Stored data entries:
▼▼▼

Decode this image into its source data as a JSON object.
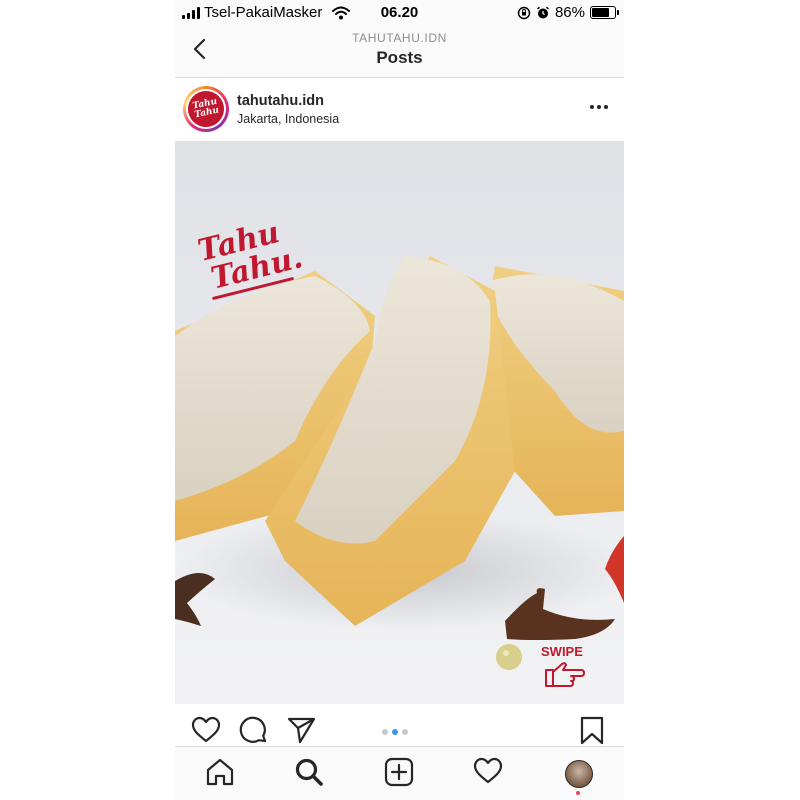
{
  "status_bar": {
    "carrier": "Tsel-PakaiMasker",
    "time": "06.20",
    "battery": "86%",
    "battery_level": 0.86
  },
  "header": {
    "account": "TAHUTAHU.IDN",
    "title": "Posts"
  },
  "post": {
    "username": "tahutahu.idn",
    "location": "Jakarta, Indonesia",
    "avatar_logo_line1": "Tahu",
    "avatar_logo_line2": "Tahu",
    "image": {
      "brand_line1": "Tahu",
      "brand_line2": "Tahu",
      "swipe_label": "SWIPE"
    },
    "carousel": {
      "count": 3,
      "active_index": 1
    }
  },
  "colors": {
    "brand_red": "#c0182f",
    "accent_blue": "#3897f0",
    "notification_red": "#ed4956"
  },
  "icons": {
    "like": "heart-icon",
    "comment": "comment-icon",
    "share": "paper-plane-icon",
    "save": "bookmark-icon",
    "home": "home-icon",
    "search": "search-icon",
    "new_post": "plus-square-icon",
    "activity": "heart-icon",
    "profile": "avatar"
  }
}
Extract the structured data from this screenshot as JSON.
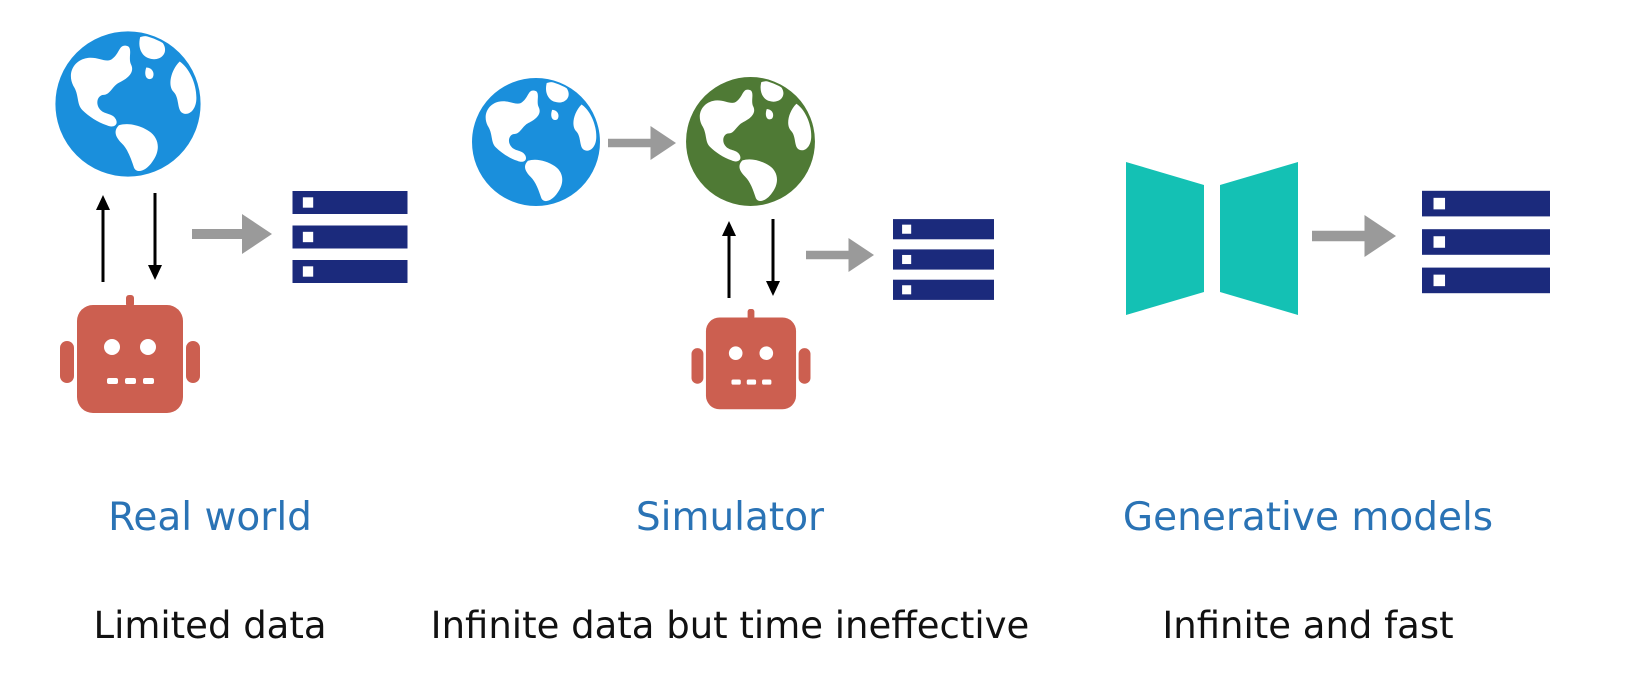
{
  "panels": {
    "real_world": {
      "title": "Real world",
      "caption": "Limited data"
    },
    "simulator": {
      "title": "Simulator",
      "caption": "Infinite data but time ineffective"
    },
    "generative": {
      "title": "Generative models",
      "caption": "Infinite and fast"
    }
  },
  "icons": {
    "globe_real": "globe-icon",
    "globe_sim": "globe-icon",
    "robot": "robot-icon",
    "data_stack": "data-stack-icon",
    "generative_model": "encoder-decoder-icon",
    "arrow": "arrow-right-icon"
  },
  "colors": {
    "title": "#2a73b5",
    "caption": "#111111",
    "globe_blue": "#1a8fdc",
    "globe_green": "#4f7a35",
    "land": "#ffffff",
    "robot": "#cc5f50",
    "data_stack": "#1b2a7c",
    "model": "#14c1b4",
    "arrow_gray": "#9a9a9a"
  }
}
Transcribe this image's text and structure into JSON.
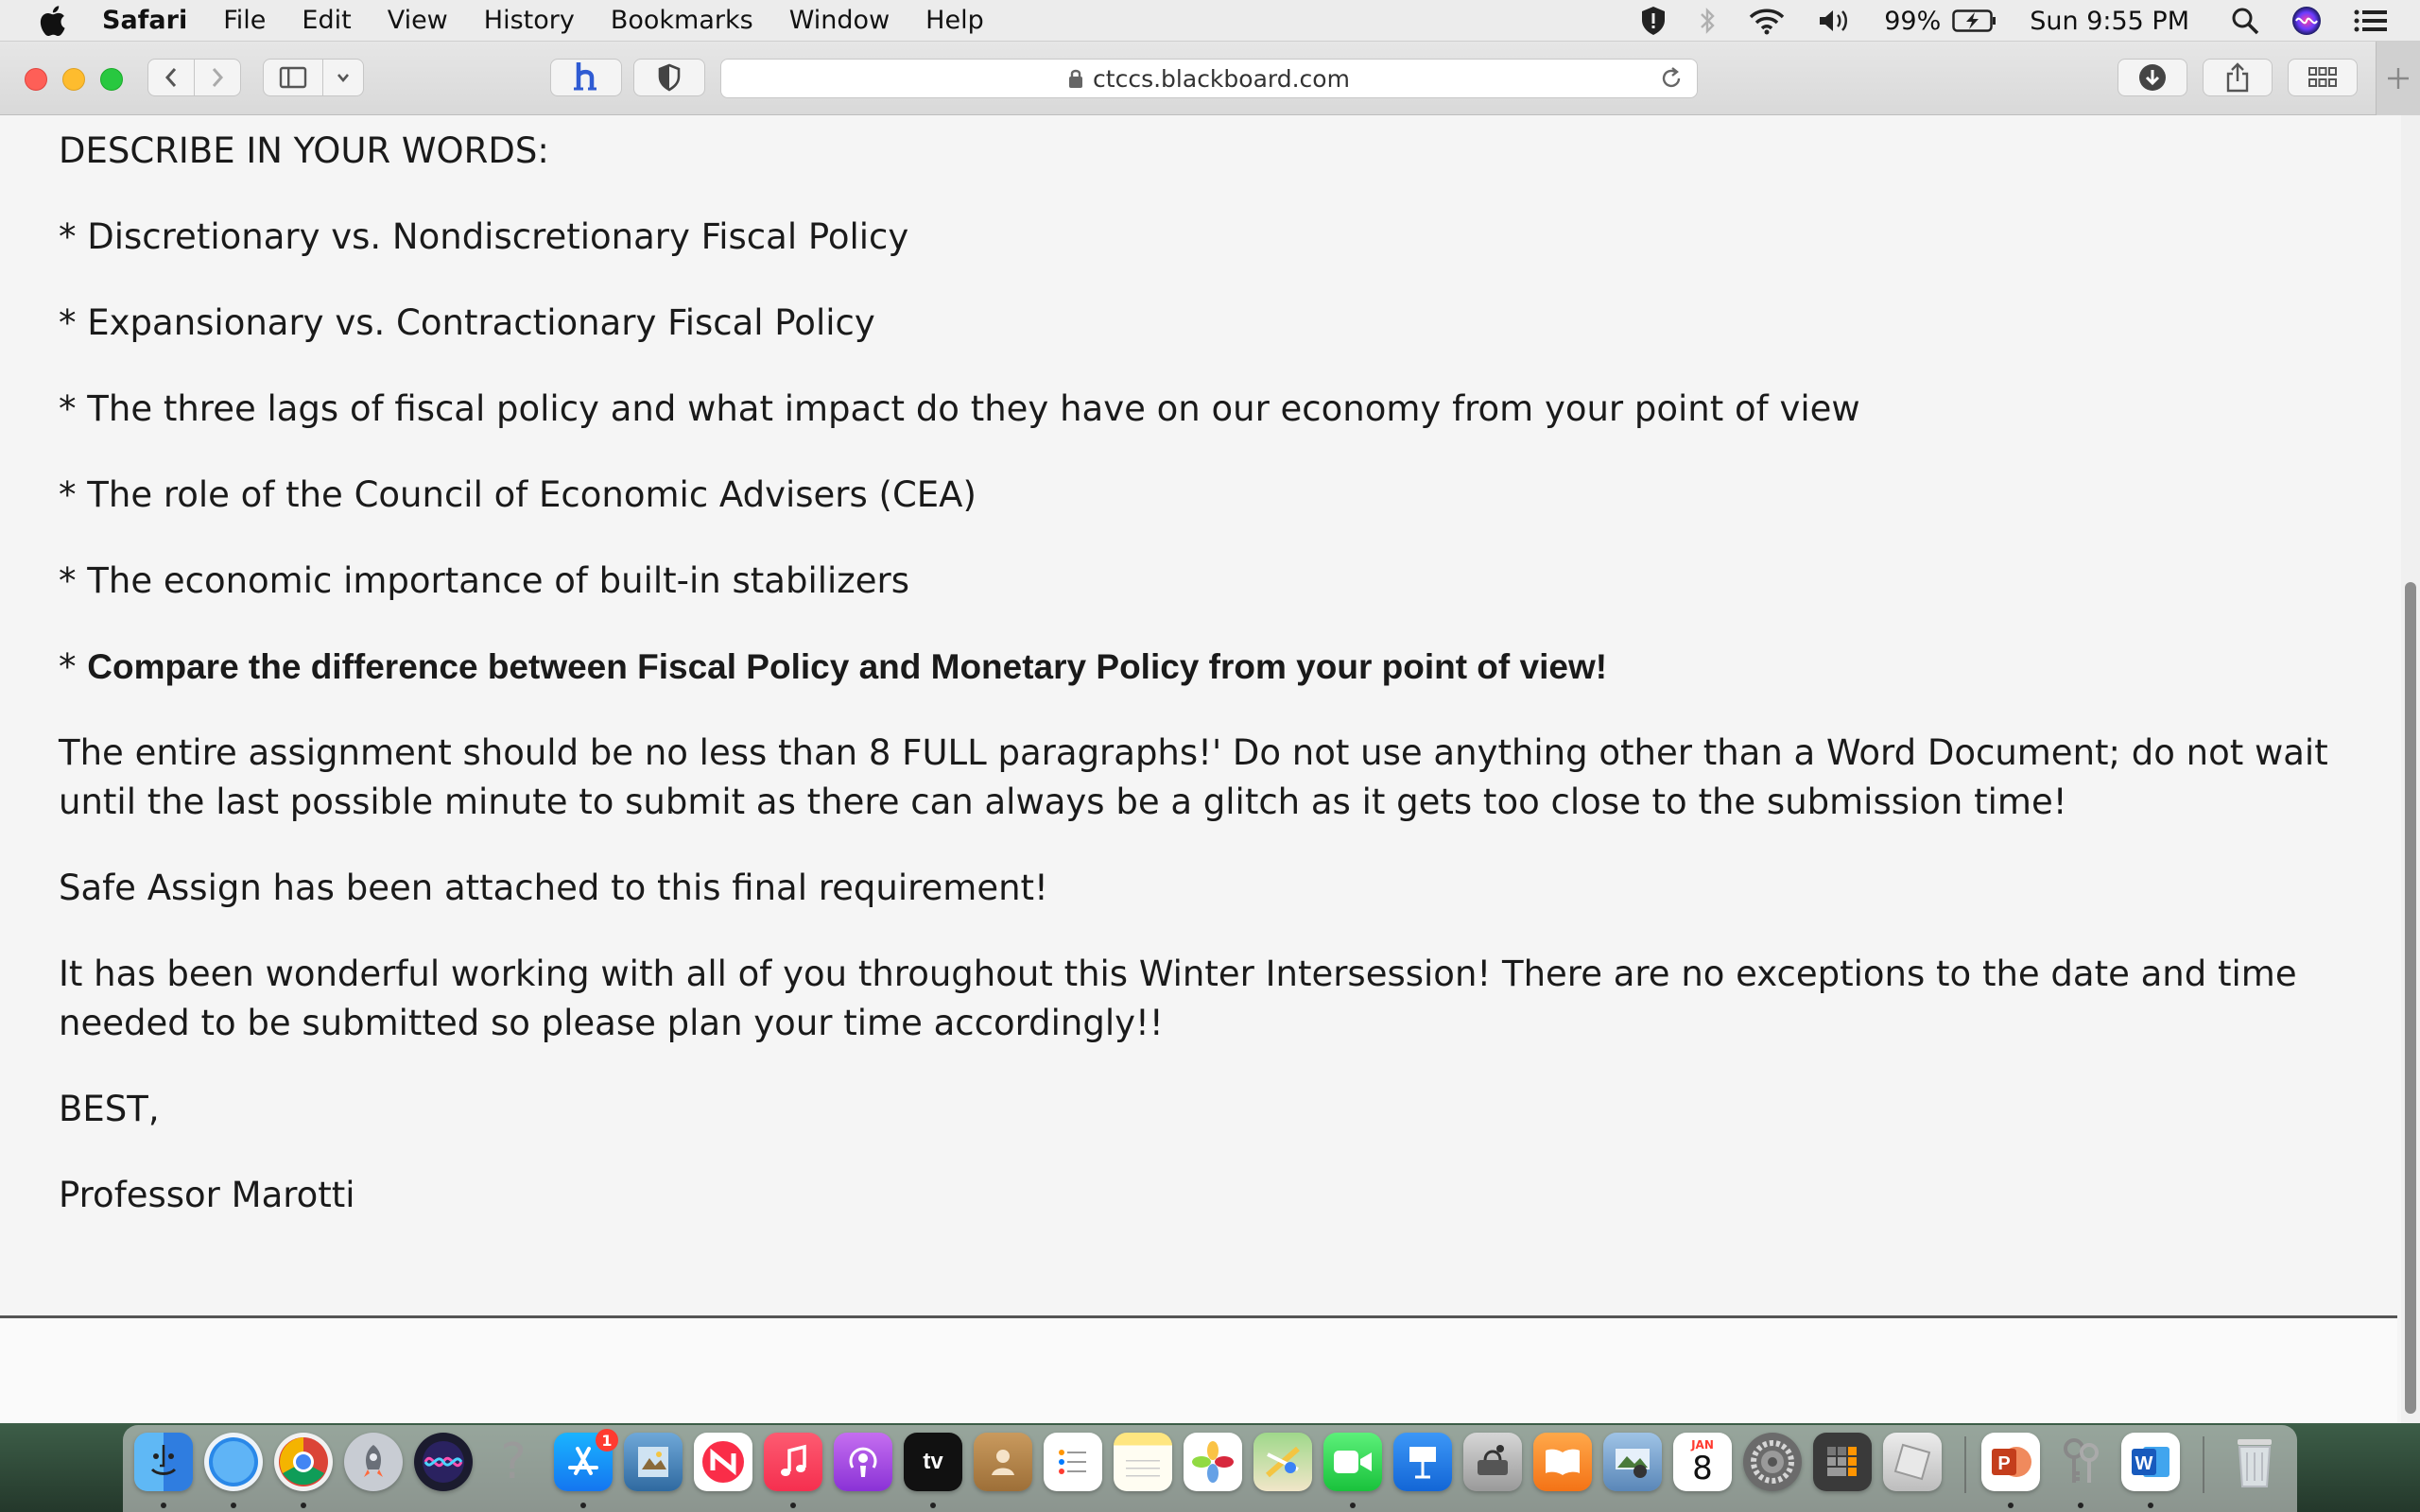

▲▲▲

PROBLEM
Each record above should come back exactly the same, only without its pictures.

TASK OUTPUT
Decode this image into its source data as a JSON object.
{
  "status_bar": {
    "carrier": "Tsel-PakaiMasker",
    "time": "06.20",
    "battery": "86%",
    "battery_level": 0.86
  },
  "header": {
    "account": "TAHUTAHU.IDN",
    "title": "Posts"
  },
  "post": {
    "username": "tahutahu.idn",
    "location": "Jakarta, Indonesia",
    "avatar_logo_line1": "Tahu",
    "avatar_logo_line2": "Tahu",
    "image": {
      "brand_line1": "Tahu",
      "brand_line2": "Tahu",
      "swipe_label": "SWIPE"
    },
    "carousel": {
      "count": 3,
      "active_index": 1
    }
  },
  "colors": {
    "brand_red": "#c0182f",
    "accent_blue": "#3897f0",
    "notification_red": "#ed4956"
  },
  "icons": {
    "like": "heart-icon",
    "comment": "comment-icon",
    "share": "paper-plane-icon",
    "save": "bookmark-icon",
    "home": "home-icon",
    "search": "search-icon",
    "new_post": "plus-square-icon",
    "activity": "heart-icon",
    "profile": "avatar"
  }
}
Extract the structured data from this screenshot as JSON.
{
  "panels": {
    "real_world": {
      "title": "Real world",
      "caption": "Limited data"
    },
    "simulator": {
      "title": "Simulator",
      "caption": "Infinite data but time ineffective"
    },
    "generative": {
      "title": "Generative models",
      "caption": "Infinite and fast"
    }
  },
  "icons": {
    "globe_real": "globe-icon",
    "globe_sim": "globe-icon",
    "robot": "robot-icon",
    "data_stack": "data-stack-icon",
    "generative_model": "encoder-decoder-icon",
    "arrow": "arrow-right-icon"
  },
  "colors": {
    "title": "#2a73b5",
    "caption": "#111111",
    "globe_blue": "#1a8fdc",
    "globe_green": "#4f7a35",
    "land": "#ffffff",
    "robot": "#cc5f50",
    "data_stack": "#1b2a7c",
    "model": "#14c1b4",
    "arrow_gray": "#9a9a9a"
  }
}
Transcribe this image's text and structure into JSON.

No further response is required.